Objective
The listing below should be printed exactly, every line of it. Skip the pictures.

Source material
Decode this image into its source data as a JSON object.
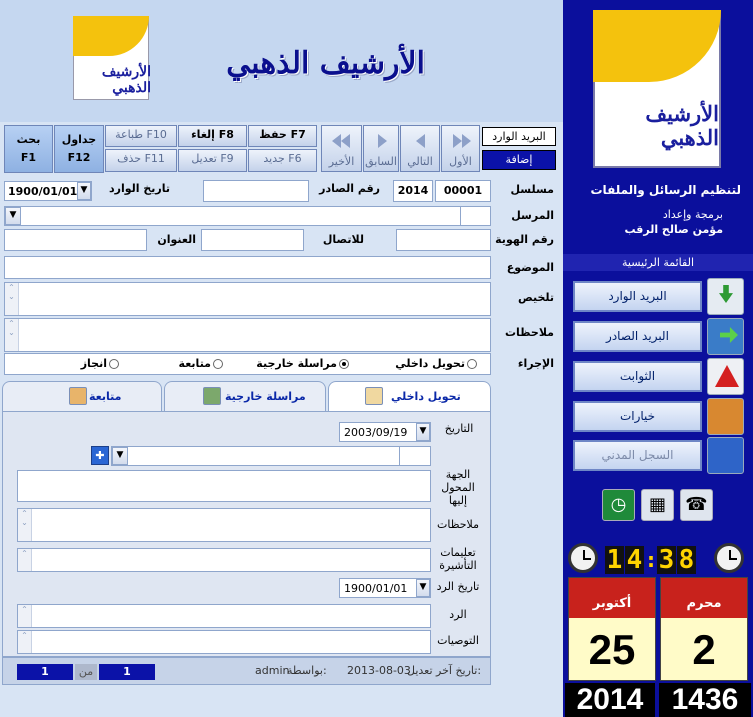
{
  "header": {
    "title": "الأرشيف الذهبي",
    "logo_text": "الأرشيف الذهبي"
  },
  "toolbar": {
    "mail_in": "البريد الوارد",
    "add": "إضافة",
    "first": "الأول",
    "next": "التالي",
    "prev": "السابق",
    "last": "الأخير",
    "save": "حفظ F7",
    "new": "جديد F6",
    "cancel": "إلغاء F8",
    "edit": "تعديل F9",
    "print": "طباعة F10",
    "delete": "حذف F11",
    "tables": "جداول",
    "tables_key": "F12",
    "search": "بحث",
    "search_key": "F1"
  },
  "form": {
    "serial_label": "مسلسل",
    "serial": "00001",
    "year": "2014",
    "outgoing_no_label": "رقم الصادر",
    "incoming_date_label": "تاريخ الوارد",
    "incoming_date": "1900/01/01",
    "sender_label": "المرسل",
    "id_label": "رقم الهوية",
    "contact_label": "للاتصال",
    "address_label": "العنوان",
    "subject_label": "الموضوع",
    "summary_label": "تلخيص",
    "notes_label": "ملاحظات",
    "action_label": "الإجراء",
    "actions": [
      "تحويل داخلي",
      "مراسلة خارجية",
      "متابعة",
      "انجاز"
    ],
    "selected_action": "مراسلة خارجية"
  },
  "tabs": [
    "تحويل داخلي",
    "مراسلة خارجية",
    "متابعة"
  ],
  "tab_panel": {
    "date_label": "التاريخ",
    "date": "2003/09/19",
    "dept_label": "الجهة المحول إليها",
    "notes_label": "ملاحظات",
    "instructions_label": "تعليمات التأشيرة",
    "reply_date_label": "تاريخ الرد",
    "reply_date": "1900/01/01",
    "reply_label": "الرد",
    "recommendations_label": "التوصيات"
  },
  "status": {
    "record": "1",
    "of": "من",
    "total": "1",
    "by_label": "بواسطة:",
    "user": "admin",
    "last_edit_label": "تاريخ آخر تعديل:",
    "last_edit": "2013-08-03"
  },
  "side": {
    "tagline": "لتنظيم الرسائل والملفات",
    "credit_line": "برمجة وإعداد",
    "author": "مؤمن صالح الرقب",
    "menu_title": "القائمة الرئيسية",
    "menu": [
      "البريد الوارد",
      "البريد الصادر",
      "الثوابت",
      "خيارات",
      "السجل المدني"
    ],
    "time_h": "14",
    "time_m": "38",
    "hijri_month": "محرم",
    "hijri_day": "2",
    "greg_month": "أكتوبر",
    "greg_day": "25",
    "hijri_year": "1436",
    "greg_year": "2014"
  }
}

Complete answer
Decode this image into its source data as a JSON object.
{
  "header": {
    "title": "الأرشيف الذهبي",
    "logo_text": "الأرشيف الذهبي"
  },
  "toolbar": {
    "mail_in": "البريد الوارد",
    "add": "إضافة",
    "first": "الأول",
    "next": "التالي",
    "prev": "السابق",
    "last": "الأخير",
    "save": "حفظ F7",
    "new": "جديد F6",
    "cancel": "إلغاء F8",
    "edit": "تعديل F9",
    "print": "طباعة F10",
    "delete": "حذف F11",
    "tables": "جداول",
    "tables_key": "F12",
    "search": "بحث",
    "search_key": "F1"
  },
  "form": {
    "serial_label": "مسلسل",
    "serial": "00001",
    "year": "2014",
    "outgoing_no_label": "رقم الصادر",
    "incoming_date_label": "تاريخ الوارد",
    "incoming_date": "1900/01/01",
    "sender_label": "المرسل",
    "id_label": "رقم الهوية",
    "contact_label": "للاتصال",
    "address_label": "العنوان",
    "subject_label": "الموضوع",
    "summary_label": "تلخيص",
    "notes_label": "ملاحظات",
    "action_label": "الإجراء",
    "actions": [
      "تحويل داخلي",
      "مراسلة خارجية",
      "متابعة",
      "انجاز"
    ],
    "selected_action": "مراسلة خارجية"
  },
  "tabs": [
    "تحويل داخلي",
    "مراسلة خارجية",
    "متابعة"
  ],
  "tab_panel": {
    "date_label": "التاريخ",
    "date": "2003/09/19",
    "dept_label": "الجهة المحول إليها",
    "notes_label": "ملاحظات",
    "instructions_label": "تعليمات التأشيرة",
    "reply_date_label": "تاريخ الرد",
    "reply_date": "1900/01/01",
    "reply_label": "الرد",
    "recommendations_label": "التوصيات"
  },
  "status": {
    "record": "1",
    "of": "من",
    "total": "1",
    "by_label": "بواسطة:",
    "user": "admin",
    "last_edit_label": "تاريخ آخر تعديل:",
    "last_edit": "2013-08-03"
  },
  "side": {
    "tagline": "لتنظيم الرسائل والملفات",
    "credit_line": "برمجة وإعداد",
    "author": "مؤمن صالح الرقب",
    "menu_title": "القائمة الرئيسية",
    "menu": [
      "البريد الوارد",
      "البريد الصادر",
      "الثوابت",
      "خيارات",
      "السجل المدني"
    ],
    "time_h": "14",
    "time_m": "38",
    "hijri_month": "محرم",
    "hijri_day": "2",
    "greg_month": "أكتوبر",
    "greg_day": "25",
    "hijri_year": "1436",
    "greg_year": "2014"
  }
}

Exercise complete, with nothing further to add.